(Saved entries)
::::::::

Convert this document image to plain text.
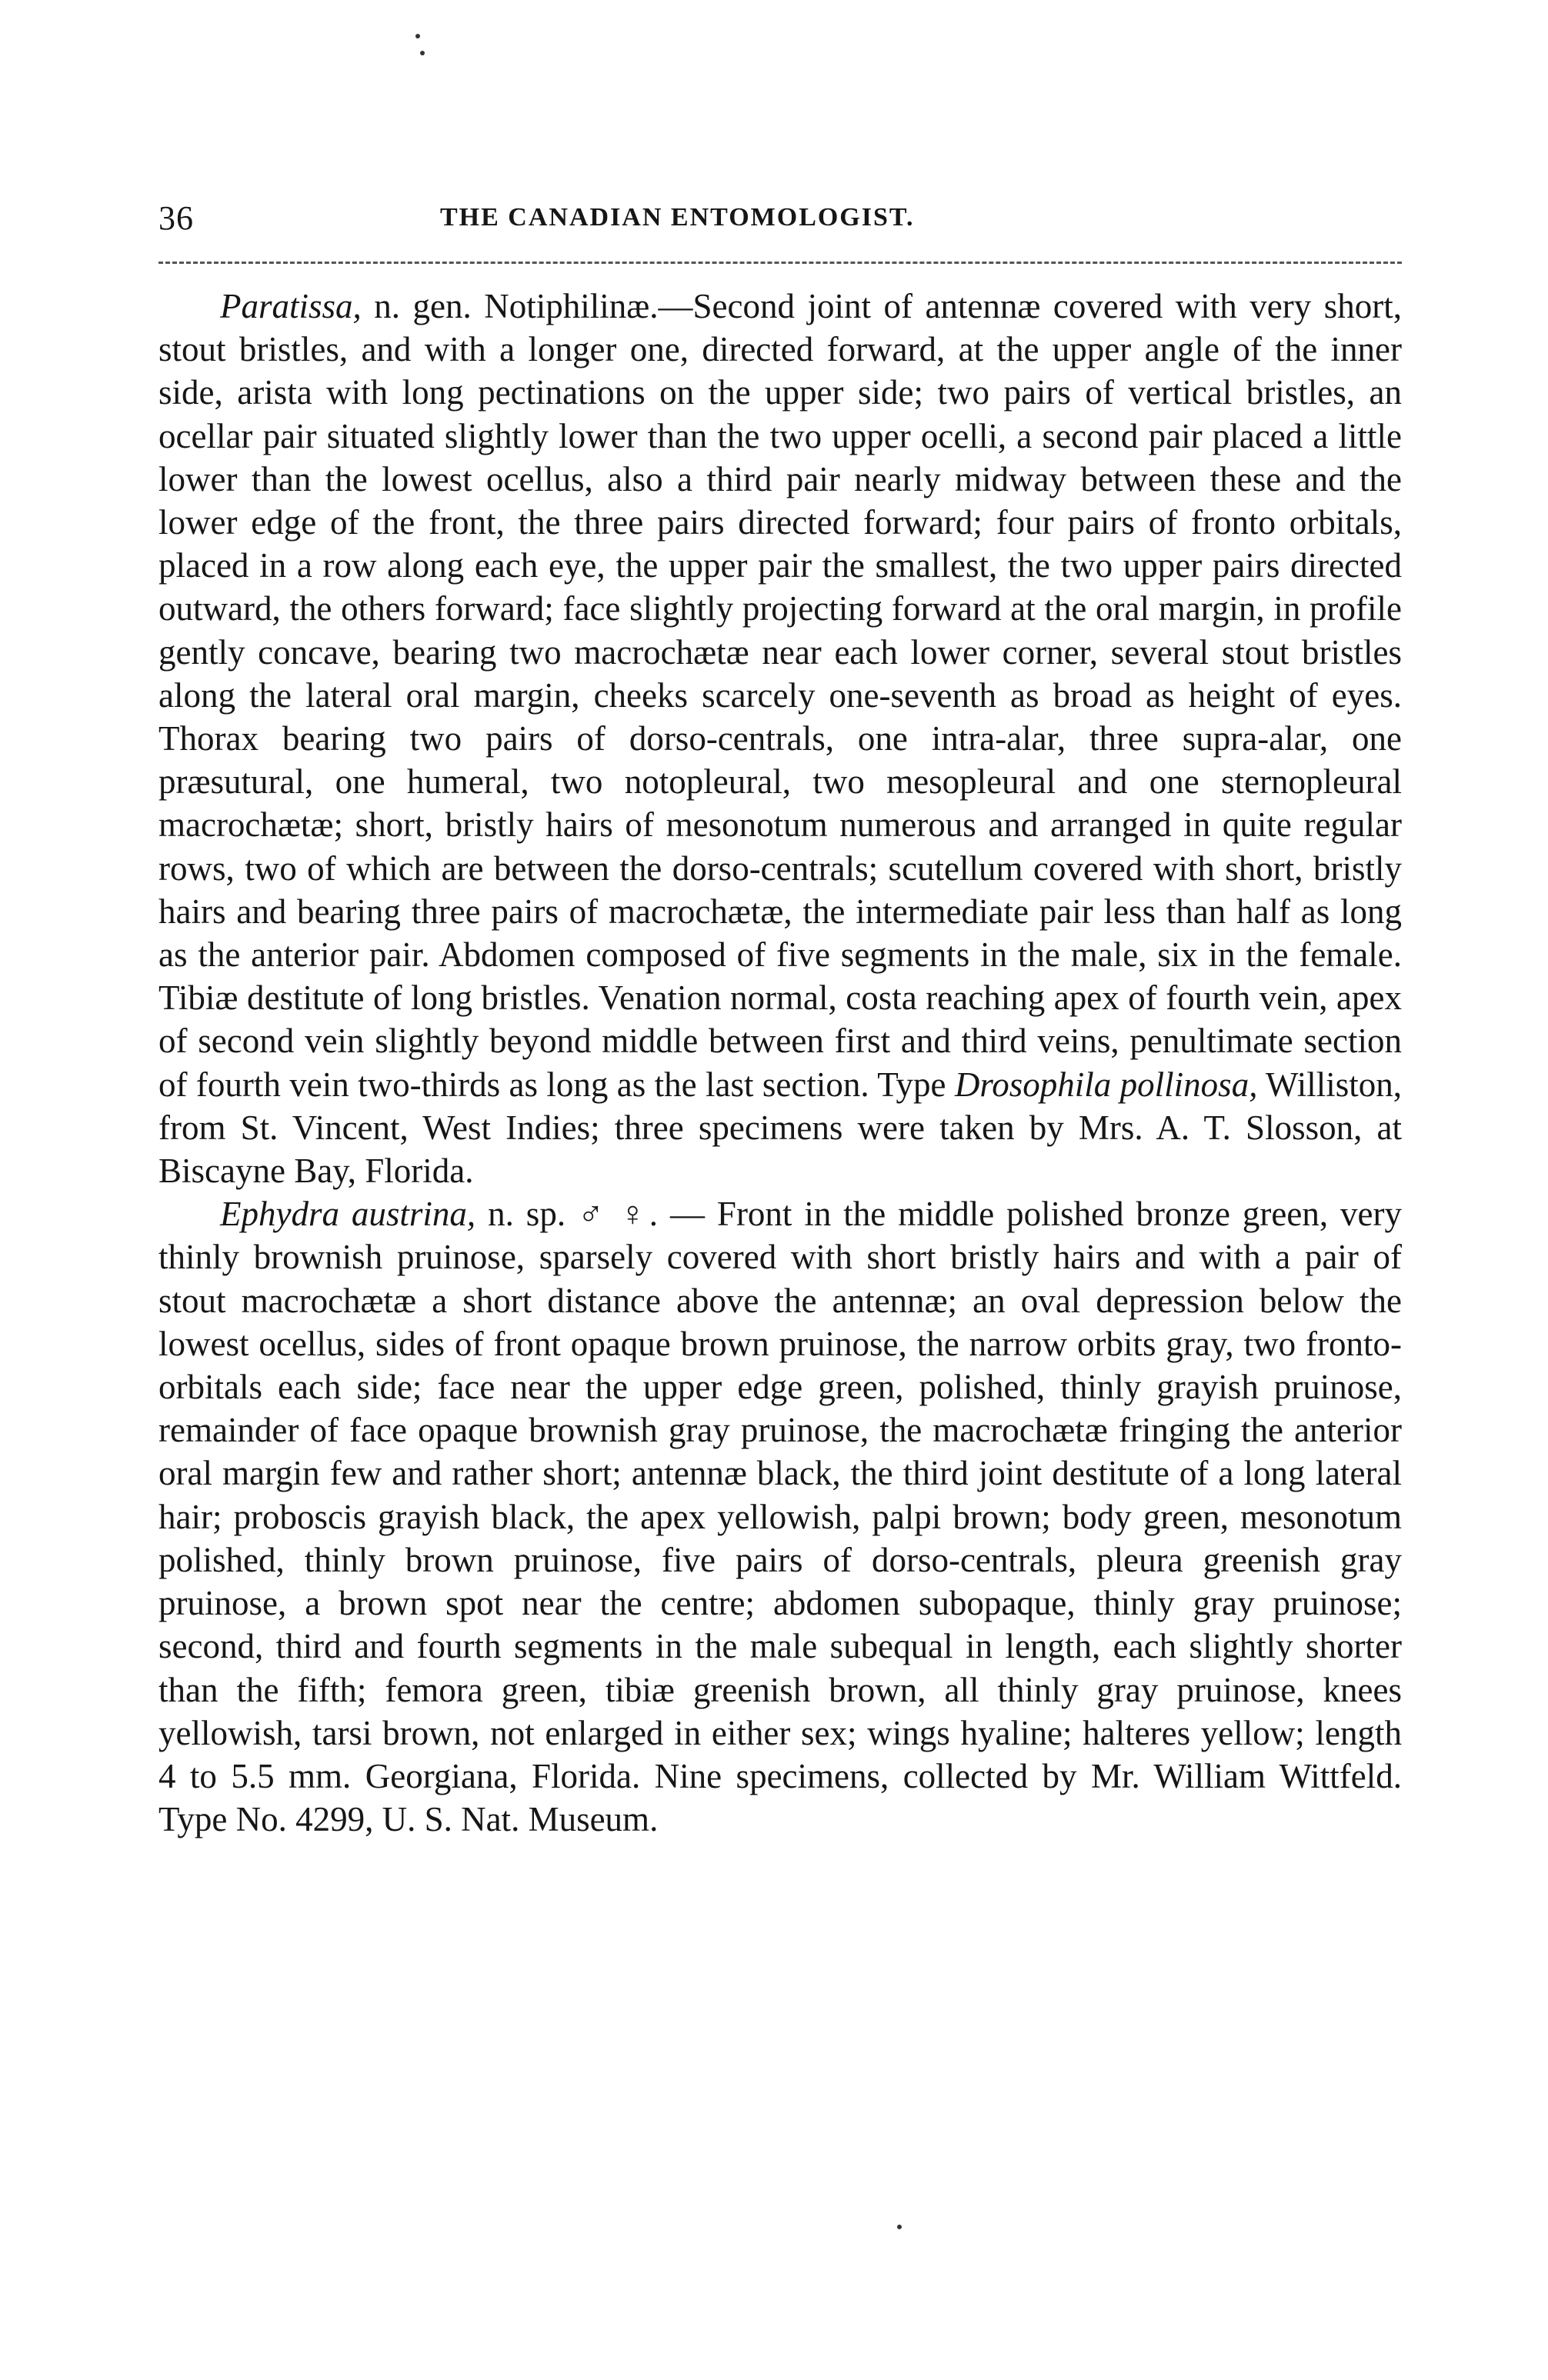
36	THE CANADIAN ENTOMOLOGIST.

Paratissa, n. gen. Notiphilinæ.—Second joint of antennæ covered with very short, stout bristles, and with a longer one, directed forward, at the upper angle of the inner side, arista with long pectinations on the upper side; two pairs of vertical bristles, an ocellar pair situated slightly lower than the two upper ocelli, a second pair placed a little lower than the lowest ocellus, also a third pair nearly midway between these and the lower edge of the front, the three pairs directed forward; four pairs of fronto orbitals, placed in a row along each eye, the upper pair the smallest, the two upper pairs directed outward, the others forward; face slightly projecting forward at the oral margin, in profile gently concave, bearing two macrochætæ near each lower corner, several stout bristles along the lateral oral margin, cheeks scarcely one-seventh as broad as height of eyes. Thorax bearing two pairs of dorso-centrals, one intra-alar, three supra-alar, one præsutural, one humeral, two notopleural, two mesopleural and one sternopleural macrochætæ; short, bristly hairs of mesonotum numerous and arranged in quite regular rows, two of which are between the dorso-centrals; scutellum covered with short, bristly hairs and bearing three pairs of macrochætæ, the intermediate pair less than half as long as the anterior pair. Abdomen composed of five segments in the male, six in the female. Tibiæ destitute of long bristles. Venation normal, costa reaching apex of fourth vein, apex of second vein slightly beyond middle between first and third veins, penultimate section of fourth vein two-thirds as long as the last section. Type Drosophila pollinosa, Williston, from St. Vincent, West Indies; three specimens were taken by Mrs. A. T. Slosson, at Biscayne Bay, Florida.

Ephydra austrina, n. sp. ♂ ♀. — Front in the middle polished bronze green, very thinly brownish pruinose, sparsely covered with short bristly hairs and with a pair of stout macrochætæ a short distance above the antennæ; an oval depression below the lowest ocellus, sides of front opaque brown pruinose, the narrow orbits gray, two fronto-orbitals each side; face near the upper edge green, polished, thinly grayish pruinose, remainder of face opaque brownish gray pruinose, the macrochætæ fringing the anterior oral margin few and rather short; antennæ black, the third joint destitute of a long lateral hair; proboscis grayish black, the apex yellowish, palpi brown; body green, mesonotum polished, thinly brown pruinose, five pairs of dorso-centrals, pleura greenish gray pruinose, a brown spot near the centre; abdomen subopaque, thinly gray pruinose; second, third and fourth segments in the male subequal in length, each slightly shorter than the fifth; femora green, tibiæ greenish brown, all thinly gray pruinose, knees yellowish, tarsi brown, not enlarged in either sex; wings hyaline; halteres yellow; length 4 to 5.5 mm. Georgiana, Florida. Nine specimens, collected by Mr. William Wittfeld. Type No. 4299, U. S. Nat. Museum.
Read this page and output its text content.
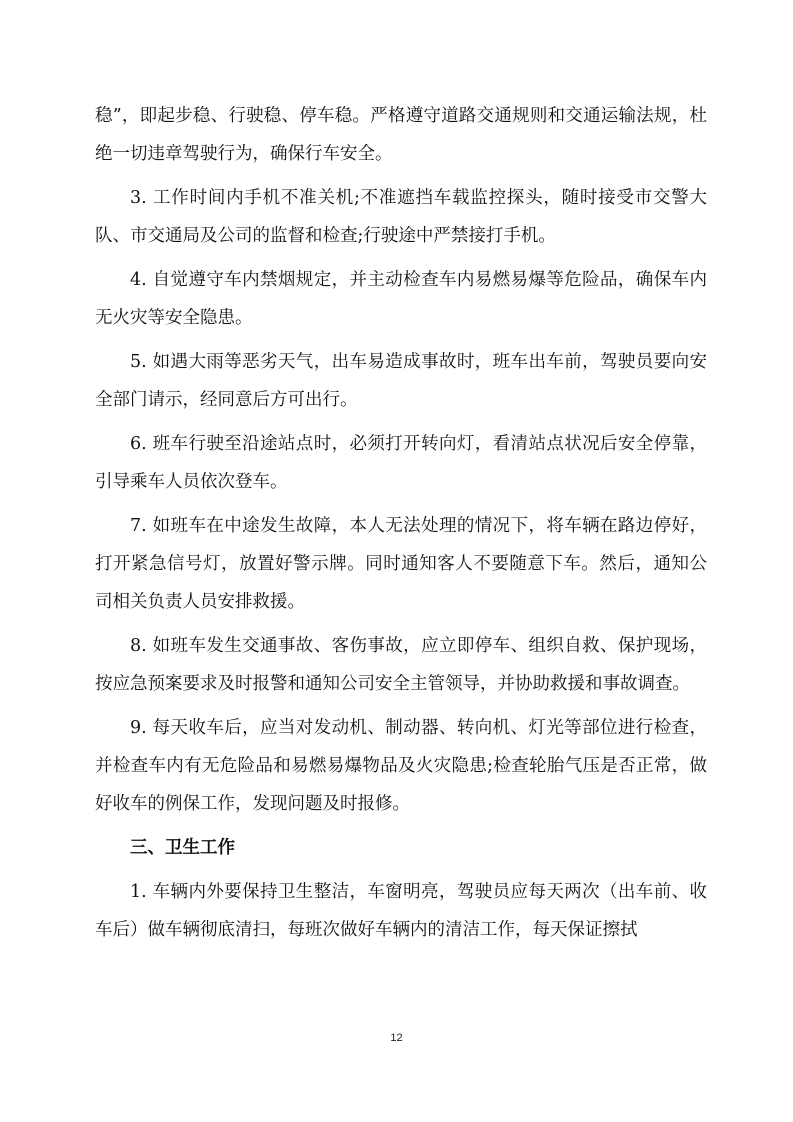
稳”，即起步稳、行驶稳、停车稳。严格遵守道路交通规则和交通运输法规，杜绝一切违章驾驶行为，确保行车安全。

3. 工作时间内手机不准关机;不准遮挡车载监控探头，随时接受市交警大队、市交通局及公司的监督和检查;行驶途中严禁接打手机。

4. 自觉遵守车内禁烟规定，并主动检查车内易燃易爆等危险品，确保车内无火灾等安全隐患。

5. 如遇大雨等恶劣天气，出车易造成事故时，班车出车前，驾驶员要向安全部门请示，经同意后方可出行。

6. 班车行驶至沿途站点时，必须打开转向灯，看清站点状况后安全停靠，引导乘车人员依次登车。

7. 如班车在中途发生故障，本人无法处理的情况下，将车辆在路边停好，打开紧急信号灯，放置好警示牌。同时通知客人不要随意下车。然后，通知公司相关负责人员安排救援。

8. 如班车发生交通事故、客伤事故，应立即停车、组织自救、保护现场，按应急预案要求及时报警和通知公司安全主管领导，并协助救援和事故调查。

9. 每天收车后，应当对发动机、制动器、转向机、灯光等部位进行检查，并检查车内有无危险品和易燃易爆物品及火灾隐患;检查轮胎气压是否正常，做好收车的例保工作，发现问题及时报修。

三、卫生工作

1. 车辆内外要保持卫生整洁，车窗明亮，驾驶员应每天两次（出车前、收车后）做车辆彻底清扫，每班次做好车辆内的清洁工作，每天保证擦拭

12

::::::::

### DESCRIPTION OF THE TASK
Using the records above, output their complete text exactly, minus any images.

### RESULT OF THIS EXERCISE
Convert this document image to plain text.
36	THE CANADIAN ENTOMOLOGIST.

Paratissa, n. gen. Notiphilinæ.—Second joint of antennæ covered with very short, stout bristles, and with a longer one, directed forward, at the upper angle of the inner side, arista with long pectinations on the upper side; two pairs of vertical bristles, an ocellar pair situated slightly lower than the two upper ocelli, a second pair placed a little lower than the lowest ocellus, also a third pair nearly midway between these and the lower edge of the front, the three pairs directed forward; four pairs of fronto orbitals, placed in a row along each eye, the upper pair the smallest, the two upper pairs directed outward, the others forward; face slightly projecting forward at the oral margin, in profile gently concave, bearing two macrochætæ near each lower corner, several stout bristles along the lateral oral margin, cheeks scarcely one-seventh as broad as height of eyes. Thorax bearing two pairs of dorso-centrals, one intra-alar, three supra-alar, one præsutural, one humeral, two notopleural, two mesopleural and one sternopleural macrochætæ; short, bristly hairs of mesonotum numerous and arranged in quite regular rows, two of which are between the dorso-centrals; scutellum covered with short, bristly hairs and bearing three pairs of macrochætæ, the intermediate pair less than half as long as the anterior pair. Abdomen composed of five segments in the male, six in the female. Tibiæ destitute of long bristles. Venation normal, costa reaching apex of fourth vein, apex of second vein slightly beyond middle between first and third veins, penultimate section of fourth vein two-thirds as long as the last section. Type Drosophila pollinosa, Williston, from St. Vincent, West Indies; three specimens were taken by Mrs. A. T. Slosson, at Biscayne Bay, Florida.

Ephydra austrina, n. sp. ♂ ♀. — Front in the middle polished bronze green, very thinly brownish pruinose, sparsely covered with short bristly hairs and with a pair of stout macrochætæ a short distance above the antennæ; an oval depression below the lowest ocellus, sides of front opaque brown pruinose, the narrow orbits gray, two fronto-orbitals each side; face near the upper edge green, polished, thinly grayish pruinose, remainder of face opaque brownish gray pruinose, the macrochætæ fringing the anterior oral margin few and rather short; antennæ black, the third joint destitute of a long lateral hair; proboscis grayish black, the apex yellowish, palpi brown; body green, mesonotum polished, thinly brown pruinose, five pairs of dorso-centrals, pleura greenish gray pruinose, a brown spot near the centre; abdomen subopaque, thinly gray pruinose; second, third and fourth segments in the male subequal in length, each slightly shorter than the fifth; femora green, tibiæ greenish brown, all thinly gray pruinose, knees yellowish, tarsi brown, not enlarged in either sex; wings hyaline; halteres yellow; length 4 to 5.5 mm. Georgiana, Florida. Nine specimens, collected by Mr. William Wittfeld. Type No. 4299, U. S. Nat. Museum.
Read this page and output its text content.
稳”，即起步稳、行驶稳、停车稳。严格遵守道路交通规则和交通运输法规，杜绝一切违章驾驶行为，确保行车安全。

3. 工作时间内手机不准关机;不准遮挡车载监控探头，随时接受市交警大队、市交通局及公司的监督和检查;行驶途中严禁接打手机。

4. 自觉遵守车内禁烟规定，并主动检查车内易燃易爆等危险品，确保车内无火灾等安全隐患。

5. 如遇大雨等恶劣天气，出车易造成事故时，班车出车前，驾驶员要向安全部门请示，经同意后方可出行。

6. 班车行驶至沿途站点时，必须打开转向灯，看清站点状况后安全停靠，引导乘车人员依次登车。

7. 如班车在中途发生故障，本人无法处理的情况下，将车辆在路边停好，打开紧急信号灯，放置好警示牌。同时通知客人不要随意下车。然后，通知公司相关负责人员安排救援。

8. 如班车发生交通事故、客伤事故，应立即停车、组织自救、保护现场，按应急预案要求及时报警和通知公司安全主管领导，并协助救援和事故调查。

9. 每天收车后，应当对发动机、制动器、转向机、灯光等部位进行检查，并检查车内有无危险品和易燃易爆物品及火灾隐患;检查轮胎气压是否正常，做好收车的例保工作，发现问题及时报修。

三、卫生工作

1. 车辆内外要保持卫生整洁，车窗明亮，驾驶员应每天两次（出车前、收车后）做车辆彻底清扫，每班次做好车辆内的清洁工作，每天保证擦拭

12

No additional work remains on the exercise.